* _Task brief_
Extract the data exactly, missing nothing.

* _The data_
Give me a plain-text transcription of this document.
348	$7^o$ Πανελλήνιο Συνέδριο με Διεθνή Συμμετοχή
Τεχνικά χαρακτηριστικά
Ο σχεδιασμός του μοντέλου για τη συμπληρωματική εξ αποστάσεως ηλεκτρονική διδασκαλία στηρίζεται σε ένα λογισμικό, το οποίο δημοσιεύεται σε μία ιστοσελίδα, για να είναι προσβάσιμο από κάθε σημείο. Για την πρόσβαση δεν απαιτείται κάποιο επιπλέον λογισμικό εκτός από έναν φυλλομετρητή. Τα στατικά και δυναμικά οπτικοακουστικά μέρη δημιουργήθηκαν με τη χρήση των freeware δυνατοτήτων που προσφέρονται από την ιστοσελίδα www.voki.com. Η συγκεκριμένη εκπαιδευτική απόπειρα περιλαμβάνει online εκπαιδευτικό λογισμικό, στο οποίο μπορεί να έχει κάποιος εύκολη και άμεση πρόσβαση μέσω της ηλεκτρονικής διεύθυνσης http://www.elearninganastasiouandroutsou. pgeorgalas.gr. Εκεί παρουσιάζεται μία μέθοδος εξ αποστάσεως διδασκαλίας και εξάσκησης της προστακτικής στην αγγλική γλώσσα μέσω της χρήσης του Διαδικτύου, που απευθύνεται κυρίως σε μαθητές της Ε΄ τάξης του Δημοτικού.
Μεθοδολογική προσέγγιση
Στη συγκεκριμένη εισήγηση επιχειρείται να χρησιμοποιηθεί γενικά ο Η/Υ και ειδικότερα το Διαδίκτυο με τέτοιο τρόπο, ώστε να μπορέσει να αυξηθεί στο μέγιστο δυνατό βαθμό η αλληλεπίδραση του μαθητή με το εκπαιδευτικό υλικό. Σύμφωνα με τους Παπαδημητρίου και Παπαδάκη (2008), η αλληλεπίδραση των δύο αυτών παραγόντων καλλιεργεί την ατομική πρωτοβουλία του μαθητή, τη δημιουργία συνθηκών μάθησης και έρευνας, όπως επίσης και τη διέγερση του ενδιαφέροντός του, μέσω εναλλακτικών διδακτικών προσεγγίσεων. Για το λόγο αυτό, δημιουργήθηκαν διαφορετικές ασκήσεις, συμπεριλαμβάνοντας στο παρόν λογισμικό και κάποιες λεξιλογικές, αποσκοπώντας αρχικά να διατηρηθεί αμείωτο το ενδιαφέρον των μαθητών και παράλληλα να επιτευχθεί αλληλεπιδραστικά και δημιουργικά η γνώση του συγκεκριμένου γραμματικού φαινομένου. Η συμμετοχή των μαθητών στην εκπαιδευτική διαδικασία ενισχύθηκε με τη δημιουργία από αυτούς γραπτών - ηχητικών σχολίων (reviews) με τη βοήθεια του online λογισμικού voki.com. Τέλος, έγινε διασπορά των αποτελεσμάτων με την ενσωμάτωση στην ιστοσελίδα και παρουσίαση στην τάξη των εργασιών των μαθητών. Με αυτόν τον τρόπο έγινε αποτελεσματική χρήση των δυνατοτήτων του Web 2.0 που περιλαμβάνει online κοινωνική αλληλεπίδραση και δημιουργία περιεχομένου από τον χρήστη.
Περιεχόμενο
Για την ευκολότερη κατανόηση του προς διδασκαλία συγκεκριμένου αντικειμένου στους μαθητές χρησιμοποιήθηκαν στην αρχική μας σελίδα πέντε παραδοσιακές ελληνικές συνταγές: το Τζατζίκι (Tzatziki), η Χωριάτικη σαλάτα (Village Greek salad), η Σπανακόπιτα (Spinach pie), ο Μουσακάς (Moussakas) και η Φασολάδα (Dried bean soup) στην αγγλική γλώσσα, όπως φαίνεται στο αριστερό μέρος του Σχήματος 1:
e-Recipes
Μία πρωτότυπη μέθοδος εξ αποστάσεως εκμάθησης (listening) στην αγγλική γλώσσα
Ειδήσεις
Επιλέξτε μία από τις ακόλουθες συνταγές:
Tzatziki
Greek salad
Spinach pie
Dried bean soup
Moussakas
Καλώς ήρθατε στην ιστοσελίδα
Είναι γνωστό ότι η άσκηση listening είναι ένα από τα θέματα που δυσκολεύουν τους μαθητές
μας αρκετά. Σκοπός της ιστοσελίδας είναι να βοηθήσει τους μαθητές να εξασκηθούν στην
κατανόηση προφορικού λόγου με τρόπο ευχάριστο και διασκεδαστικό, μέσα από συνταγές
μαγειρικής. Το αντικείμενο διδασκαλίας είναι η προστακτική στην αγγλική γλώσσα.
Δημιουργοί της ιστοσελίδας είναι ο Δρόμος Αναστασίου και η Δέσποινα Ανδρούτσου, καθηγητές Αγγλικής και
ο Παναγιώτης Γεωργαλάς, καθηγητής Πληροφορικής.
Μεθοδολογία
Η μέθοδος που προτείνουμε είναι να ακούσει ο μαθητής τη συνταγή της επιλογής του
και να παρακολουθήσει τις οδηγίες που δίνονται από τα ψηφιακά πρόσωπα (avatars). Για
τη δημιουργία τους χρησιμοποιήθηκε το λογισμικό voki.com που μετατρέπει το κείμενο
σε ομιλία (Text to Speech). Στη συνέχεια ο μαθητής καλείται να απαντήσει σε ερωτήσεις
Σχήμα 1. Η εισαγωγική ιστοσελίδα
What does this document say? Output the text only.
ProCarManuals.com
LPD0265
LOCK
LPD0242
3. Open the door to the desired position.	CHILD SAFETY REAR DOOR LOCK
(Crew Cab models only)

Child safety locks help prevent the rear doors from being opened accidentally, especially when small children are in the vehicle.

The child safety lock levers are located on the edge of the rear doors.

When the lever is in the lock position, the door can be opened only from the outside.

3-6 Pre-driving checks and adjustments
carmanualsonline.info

* _Task output_
Give me a plain-text transcription of this document.
348	$7^o$ Πανελλήνιο Συνέδριο με Διεθνή Συμμετοχή
Τεχνικά χαρακτηριστικά
Ο σχεδιασμός του μοντέλου για τη συμπληρωματική εξ αποστάσεως ηλεκτρονική διδασκαλία στηρίζεται σε ένα λογισμικό, το οποίο δημοσιεύεται σε μία ιστοσελίδα, για να είναι προσβάσιμο από κάθε σημείο. Για την πρόσβαση δεν απαιτείται κάποιο επιπλέον λογισμικό εκτός από έναν φυλλομετρητή. Τα στατικά και δυναμικά οπτικοακουστικά μέρη δημιουργήθηκαν με τη χρήση των freeware δυνατοτήτων που προσφέρονται από την ιστοσελίδα www.voki.com. Η συγκεκριμένη εκπαιδευτική απόπειρα περιλαμβάνει online εκπαιδευτικό λογισμικό, στο οποίο μπορεί να έχει κάποιος εύκολη και άμεση πρόσβαση μέσω της ηλεκτρονικής διεύθυνσης http://www.elearninganastasiouandroutsou. pgeorgalas.gr. Εκεί παρουσιάζεται μία μέθοδος εξ αποστάσεως διδασκαλίας και εξάσκησης της προστακτικής στην αγγλική γλώσσα μέσω της χρήσης του Διαδικτύου, που απευθύνεται κυρίως σε μαθητές της Ε΄ τάξης του Δημοτικού.
Μεθοδολογική προσέγγιση
Στη συγκεκριμένη εισήγηση επιχειρείται να χρησιμοποιηθεί γενικά ο Η/Υ και ειδικότερα το Διαδίκτυο με τέτοιο τρόπο, ώστε να μπορέσει να αυξηθεί στο μέγιστο δυνατό βαθμό η αλληλεπίδραση του μαθητή με το εκπαιδευτικό υλικό. Σύμφωνα με τους Παπαδημητρίου και Παπαδάκη (2008), η αλληλεπίδραση των δύο αυτών παραγόντων καλλιεργεί την ατομική πρωτοβουλία του μαθητή, τη δημιουργία συνθηκών μάθησης και έρευνας, όπως επίσης και τη διέγερση του ενδιαφέροντός του, μέσω εναλλακτικών διδακτικών προσεγγίσεων. Για το λόγο αυτό, δημιουργήθηκαν διαφορετικές ασκήσεις, συμπεριλαμβάνοντας στο παρόν λογισμικό και κάποιες λεξιλογικές, αποσκοπώντας αρχικά να διατηρηθεί αμείωτο το ενδιαφέρον των μαθητών και παράλληλα να επιτευχθεί αλληλεπιδραστικά και δημιουργικά η γνώση του συγκεκριμένου γραμματικού φαινομένου. Η συμμετοχή των μαθητών στην εκπαιδευτική διαδικασία ενισχύθηκε με τη δημιουργία από αυτούς γραπτών - ηχητικών σχολίων (reviews) με τη βοήθεια του online λογισμικού voki.com. Τέλος, έγινε διασπορά των αποτελεσμάτων με την ενσωμάτωση στην ιστοσελίδα και παρουσίαση στην τάξη των εργασιών των μαθητών. Με αυτόν τον τρόπο έγινε αποτελεσματική χρήση των δυνατοτήτων του Web 2.0 που περιλαμβάνει online κοινωνική αλληλεπίδραση και δημιουργία περιεχομένου από τον χρήστη.
Περιεχόμενο
Για την ευκολότερη κατανόηση του προς διδασκαλία συγκεκριμένου αντικειμένου στους μαθητές χρησιμοποιήθηκαν στην αρχική μας σελίδα πέντε παραδοσιακές ελληνικές συνταγές: το Τζατζίκι (Tzatziki), η Χωριάτικη σαλάτα (Village Greek salad), η Σπανακόπιτα (Spinach pie), ο Μουσακάς (Moussakas) και η Φασολάδα (Dried bean soup) στην αγγλική γλώσσα, όπως φαίνεται στο αριστερό μέρος του Σχήματος 1:
e-Recipes
Μία πρωτότυπη μέθοδος εξ αποστάσεως εκμάθησης (listening) στην αγγλική γλώσσα
Ειδήσεις
Επιλέξτε μία από τις ακόλουθες συνταγές:
Tzatziki
Greek salad
Spinach pie
Dried bean soup
Moussakas
Καλώς ήρθατε στην ιστοσελίδα
Είναι γνωστό ότι η άσκηση listening είναι ένα από τα θέματα που δυσκολεύουν τους μαθητές
μας αρκετά. Σκοπός της ιστοσελίδας είναι να βοηθήσει τους μαθητές να εξασκηθούν στην
κατανόηση προφορικού λόγου με τρόπο ευχάριστο και διασκεδαστικό, μέσα από συνταγές
μαγειρικής. Το αντικείμενο διδασκαλίας είναι η προστακτική στην αγγλική γλώσσα.
Δημιουργοί της ιστοσελίδας είναι ο Δρόμος Αναστασίου και η Δέσποινα Ανδρούτσου, καθηγητές Αγγλικής και
ο Παναγιώτης Γεωργαλάς, καθηγητής Πληροφορικής.
Μεθοδολογία
Η μέθοδος που προτείνουμε είναι να ακούσει ο μαθητής τη συνταγή της επιλογής του
και να παρακολουθήσει τις οδηγίες που δίνονται από τα ψηφιακά πρόσωπα (avatars). Για
τη δημιουργία τους χρησιμοποιήθηκε το λογισμικό voki.com που μετατρέπει το κείμενο
σε ομιλία (Text to Speech). Στη συνέχεια ο μαθητής καλείται να απαντήσει σε ερωτήσεις
Σχήμα 1. Η εισαγωγική ιστοσελίδα
What does this document say? Output the text only.
ProCarManuals.com
LPD0265
LOCK
LPD0242
3. Open the door to the desired position.	CHILD SAFETY REAR DOOR LOCK
(Crew Cab models only)

Child safety locks help prevent the rear doors from being opened accidentally, especially when small children are in the vehicle.

The child safety lock levers are located on the edge of the rear doors.

When the lever is in the lock position, the door can be opened only from the outside.

3-6 Pre-driving checks and adjustments
carmanualsonline.info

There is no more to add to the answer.